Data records
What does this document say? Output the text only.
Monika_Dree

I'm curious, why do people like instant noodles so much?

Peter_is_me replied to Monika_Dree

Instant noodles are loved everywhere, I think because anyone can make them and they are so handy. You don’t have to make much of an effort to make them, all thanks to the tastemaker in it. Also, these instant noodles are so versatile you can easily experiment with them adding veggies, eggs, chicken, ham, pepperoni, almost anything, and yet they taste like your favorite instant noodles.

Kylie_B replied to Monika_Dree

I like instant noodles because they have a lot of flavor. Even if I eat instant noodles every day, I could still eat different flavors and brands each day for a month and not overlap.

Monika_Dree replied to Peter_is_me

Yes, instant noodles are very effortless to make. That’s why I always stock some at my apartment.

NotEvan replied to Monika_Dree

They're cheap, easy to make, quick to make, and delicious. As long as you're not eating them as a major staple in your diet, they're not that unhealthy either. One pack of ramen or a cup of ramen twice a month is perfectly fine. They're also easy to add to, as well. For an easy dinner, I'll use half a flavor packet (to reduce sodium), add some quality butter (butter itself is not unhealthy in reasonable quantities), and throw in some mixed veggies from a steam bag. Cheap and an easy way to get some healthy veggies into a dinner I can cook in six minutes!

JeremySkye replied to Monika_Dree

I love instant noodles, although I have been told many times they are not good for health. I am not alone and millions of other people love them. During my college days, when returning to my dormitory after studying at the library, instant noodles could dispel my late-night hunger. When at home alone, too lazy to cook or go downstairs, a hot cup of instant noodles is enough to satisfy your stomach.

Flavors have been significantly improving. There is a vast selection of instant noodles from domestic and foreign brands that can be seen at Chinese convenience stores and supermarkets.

### PROBLEM STATEMENT:
The records above must be output exactly, in full.

### ANSWER TO THE TASK:
What does this document say? Output the text only.
Monika_Dree

I'm curious, why do people like instant noodles so much?

Peter_is_me replied to Monika_Dree

Instant noodles are loved everywhere, I think because anyone can make them and they are so handy. You don’t have to make much of an effort to make them, all thanks to the tastemaker in it. Also, these instant noodles are so versatile you can easily experiment with them adding veggies, eggs, chicken, ham, pepperoni, almost anything, and yet they taste like your favorite instant noodles.

Kylie_B replied to Monika_Dree

I like instant noodles because they have a lot of flavor. Even if I eat instant noodles every day, I could still eat different flavors and brands each day for a month and not overlap.

Monika_Dree replied to Peter_is_me

Yes, instant noodles are very effortless to make. That’s why I always stock some at my apartment.

NotEvan replied to Monika_Dree

They're cheap, easy to make, quick to make, and delicious. As long as you're not eating them as a major staple in your diet, they're not that unhealthy either. One pack of ramen or a cup of ramen twice a month is perfectly fine. They're also easy to add to, as well. For an easy dinner, I'll use half a flavor packet (to reduce sodium), add some quality butter (butter itself is not unhealthy in reasonable quantities), and throw in some mixed veggies from a steam bag. Cheap and an easy way to get some healthy veggies into a dinner I can cook in six minutes!

JeremySkye replied to Monika_Dree

I love instant noodles, although I have been told many times they are not good for health. I am not alone and millions of other people love them. During my college days, when returning to my dormitory after studying at the library, instant noodles could dispel my late-night hunger. When at home alone, too lazy to cook or go downstairs, a hot cup of instant noodles is enough to satisfy your stomach.

Flavors have been significantly improving. There is a vast selection of instant noodles from domestic and foreign brands that can be seen at Chinese convenience stores and supermarkets.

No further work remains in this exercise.